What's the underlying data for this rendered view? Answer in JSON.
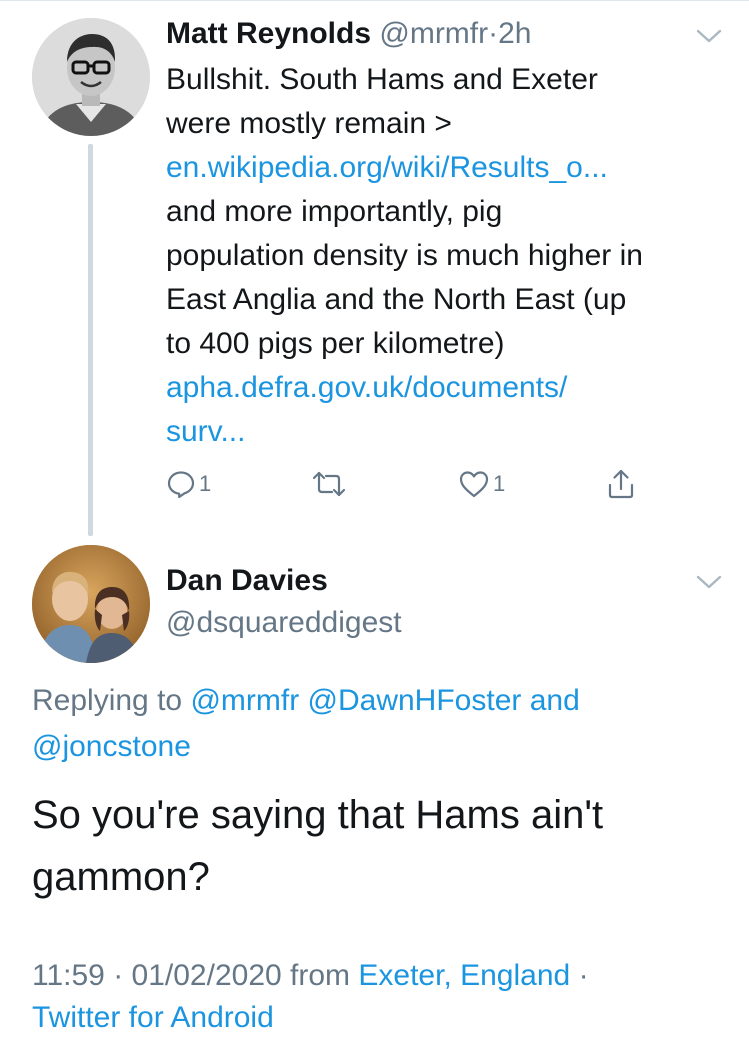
{
  "tweet1": {
    "author_name": "Matt Reynolds",
    "author_handle": "@mrmfr",
    "separator": "·",
    "time": "2h",
    "text_line1": "Bullshit. South Hams and Exeter",
    "text_line2": "were mostly remain >",
    "link1": "en.wikipedia.org/wiki/Results_o...",
    "text_line3": "and more importantly, pig",
    "text_line4": "population density is much higher in",
    "text_line5": "East Anglia and the North East (up",
    "text_line6": "to 400 pigs per kilometre)",
    "link2_line1": "apha.defra.gov.uk/documents/",
    "link2_line2": "surv...",
    "reply_count": "1",
    "like_count": "1",
    "icons": {
      "reply": "reply-icon",
      "retweet": "retweet-icon",
      "like": "heart-icon",
      "share": "share-icon",
      "menu": "chevron-down-icon"
    }
  },
  "tweet2": {
    "author_name": "Dan Davies",
    "author_handle": "@dsquareddigest",
    "replying_prefix": "Replying to",
    "replying_to_1": "@mrmfr",
    "replying_to_2": "@DawnHFoster",
    "replying_and": "and",
    "replying_to_3": "@joncstone",
    "text_line1": "So you're saying that Hams ain't",
    "text_line2": "gammon?",
    "time": "11:59",
    "sep1": "·",
    "date": "01/02/2020",
    "from_label": "from",
    "location": "Exeter, England",
    "sep2": "·",
    "source_cut": "Twitter for Android"
  },
  "colors": {
    "text": "#14171a",
    "secondary": "#657786",
    "link": "#1b95e0",
    "thread_line": "#cfd9de"
  }
}
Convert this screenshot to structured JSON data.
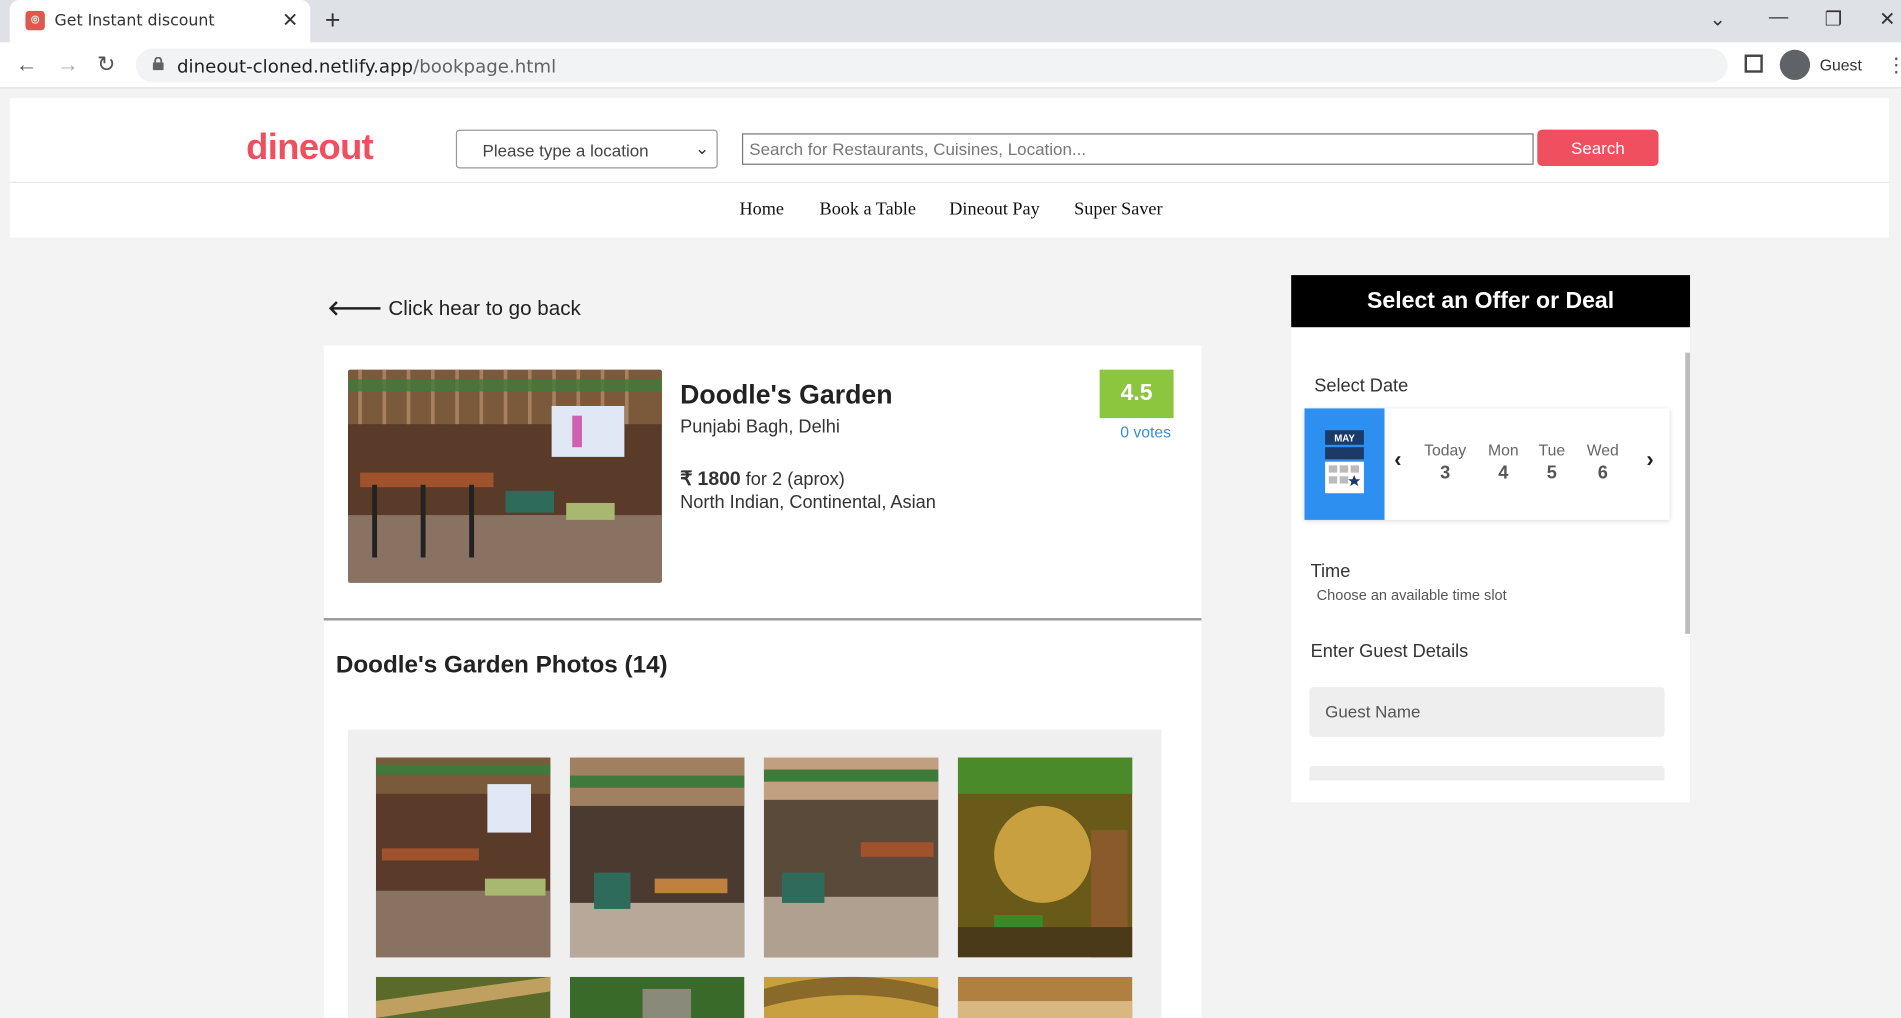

## WORK TO DO
Go through the material above and print all of it exactly, except the pictures.

## EXERCISE SOLUTION
What's the underlying data for this rendered view? Answer in JSON.
{
  "tweet1": {
    "author_name": "Matt Reynolds",
    "author_handle": "@mrmfr",
    "separator": "·",
    "time": "2h",
    "text_line1": "Bullshit. South Hams and Exeter",
    "text_line2": "were mostly remain >",
    "link1": "en.wikipedia.org/wiki/Results_o...",
    "text_line3": "and more importantly, pig",
    "text_line4": "population density is much higher in",
    "text_line5": "East Anglia and the North East (up",
    "text_line6": "to 400 pigs per kilometre)",
    "link2_line1": "apha.defra.gov.uk/documents/",
    "link2_line2": "surv...",
    "reply_count": "1",
    "like_count": "1",
    "icons": {
      "reply": "reply-icon",
      "retweet": "retweet-icon",
      "like": "heart-icon",
      "share": "share-icon",
      "menu": "chevron-down-icon"
    }
  },
  "tweet2": {
    "author_name": "Dan Davies",
    "author_handle": "@dsquareddigest",
    "replying_prefix": "Replying to",
    "replying_to_1": "@mrmfr",
    "replying_to_2": "@DawnHFoster",
    "replying_and": "and",
    "replying_to_3": "@joncstone",
    "text_line1": "So you're saying that Hams ain't",
    "text_line2": "gammon?",
    "time": "11:59",
    "sep1": "·",
    "date": "01/02/2020",
    "from_label": "from",
    "location": "Exeter, England",
    "sep2": "·",
    "source_cut": "Twitter for Android"
  },
  "colors": {
    "text": "#14171a",
    "secondary": "#657786",
    "link": "#1b95e0",
    "thread_line": "#cfd9de"
  }
}
Convert this screenshot to structured JSON data.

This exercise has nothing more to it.